* start DATASET RECORDS *

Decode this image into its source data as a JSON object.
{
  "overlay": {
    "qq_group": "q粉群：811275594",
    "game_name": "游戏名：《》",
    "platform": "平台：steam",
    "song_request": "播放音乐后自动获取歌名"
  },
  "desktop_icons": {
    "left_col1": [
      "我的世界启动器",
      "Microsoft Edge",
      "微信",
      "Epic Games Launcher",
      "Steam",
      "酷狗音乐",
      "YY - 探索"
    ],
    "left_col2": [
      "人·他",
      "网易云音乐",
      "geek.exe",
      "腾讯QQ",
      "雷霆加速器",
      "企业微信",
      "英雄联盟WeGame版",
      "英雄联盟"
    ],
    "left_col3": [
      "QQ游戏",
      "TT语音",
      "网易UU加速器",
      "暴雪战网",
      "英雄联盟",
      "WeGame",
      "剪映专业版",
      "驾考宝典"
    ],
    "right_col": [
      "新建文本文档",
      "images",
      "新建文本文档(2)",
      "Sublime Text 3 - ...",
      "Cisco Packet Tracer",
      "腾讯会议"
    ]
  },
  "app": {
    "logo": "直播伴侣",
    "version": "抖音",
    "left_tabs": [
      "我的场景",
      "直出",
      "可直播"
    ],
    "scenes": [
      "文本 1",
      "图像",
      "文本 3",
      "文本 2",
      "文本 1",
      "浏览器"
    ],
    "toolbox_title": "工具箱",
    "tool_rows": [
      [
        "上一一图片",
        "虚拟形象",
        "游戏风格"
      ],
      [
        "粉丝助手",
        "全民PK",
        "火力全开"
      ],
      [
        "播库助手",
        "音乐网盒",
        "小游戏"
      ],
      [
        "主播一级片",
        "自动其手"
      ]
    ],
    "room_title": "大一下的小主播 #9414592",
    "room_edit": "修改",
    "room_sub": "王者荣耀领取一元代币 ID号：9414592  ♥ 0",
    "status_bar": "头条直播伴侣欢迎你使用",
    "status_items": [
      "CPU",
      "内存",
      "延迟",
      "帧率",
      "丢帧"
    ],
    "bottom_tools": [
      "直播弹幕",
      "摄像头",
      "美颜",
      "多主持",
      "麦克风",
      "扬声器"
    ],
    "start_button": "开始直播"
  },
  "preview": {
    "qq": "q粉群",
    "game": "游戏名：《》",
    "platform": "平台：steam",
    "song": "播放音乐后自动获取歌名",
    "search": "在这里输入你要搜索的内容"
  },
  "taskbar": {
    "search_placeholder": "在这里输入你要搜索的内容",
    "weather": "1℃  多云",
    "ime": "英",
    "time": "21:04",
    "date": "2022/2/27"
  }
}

* end DATASET RECORDS *

→ **WHAT TO WORK ON**: All of the entries above should be written out again exactly.

→ **TASK OUTPUT**:
Decode this image into its source data as a JSON object.
{
  "overlay": {
    "qq_group": "q粉群：811275594",
    "game_name": "游戏名：《》",
    "platform": "平台：steam",
    "song_request": "播放音乐后自动获取歌名"
  },
  "desktop_icons": {
    "left_col1": [
      "我的世界启动器",
      "Microsoft Edge",
      "微信",
      "Epic Games Launcher",
      "Steam",
      "酷狗音乐",
      "YY - 探索"
    ],
    "left_col2": [
      "人·他",
      "网易云音乐",
      "geek.exe",
      "腾讯QQ",
      "雷霆加速器",
      "企业微信",
      "英雄联盟WeGame版",
      "英雄联盟"
    ],
    "left_col3": [
      "QQ游戏",
      "TT语音",
      "网易UU加速器",
      "暴雪战网",
      "英雄联盟",
      "WeGame",
      "剪映专业版",
      "驾考宝典"
    ],
    "right_col": [
      "新建文本文档",
      "images",
      "新建文本文档(2)",
      "Sublime Text 3 - ...",
      "Cisco Packet Tracer",
      "腾讯会议"
    ]
  },
  "app": {
    "logo": "直播伴侣",
    "version": "抖音",
    "left_tabs": [
      "我的场景",
      "直出",
      "可直播"
    ],
    "scenes": [
      "文本 1",
      "图像",
      "文本 3",
      "文本 2",
      "文本 1",
      "浏览器"
    ],
    "toolbox_title": "工具箱",
    "tool_rows": [
      [
        "上一一图片",
        "虚拟形象",
        "游戏风格"
      ],
      [
        "粉丝助手",
        "全民PK",
        "火力全开"
      ],
      [
        "播库助手",
        "音乐网盒",
        "小游戏"
      ],
      [
        "主播一级片",
        "自动其手"
      ]
    ],
    "room_title": "大一下的小主播 #9414592",
    "room_edit": "修改",
    "room_sub": "王者荣耀领取一元代币 ID号：9414592  ♥ 0",
    "status_bar": "头条直播伴侣欢迎你使用",
    "status_items": [
      "CPU",
      "内存",
      "延迟",
      "帧率",
      "丢帧"
    ],
    "bottom_tools": [
      "直播弹幕",
      "摄像头",
      "美颜",
      "多主持",
      "麦克风",
      "扬声器"
    ],
    "start_button": "开始直播"
  },
  "preview": {
    "qq": "q粉群",
    "game": "游戏名：《》",
    "platform": "平台：steam",
    "song": "播放音乐后自动获取歌名",
    "search": "在这里输入你要搜索的内容"
  },
  "taskbar": {
    "search_placeholder": "在这里输入你要搜索的内容",
    "weather": "1℃  多云",
    "ime": "英",
    "time": "21:04",
    "date": "2022/2/27"
  }
}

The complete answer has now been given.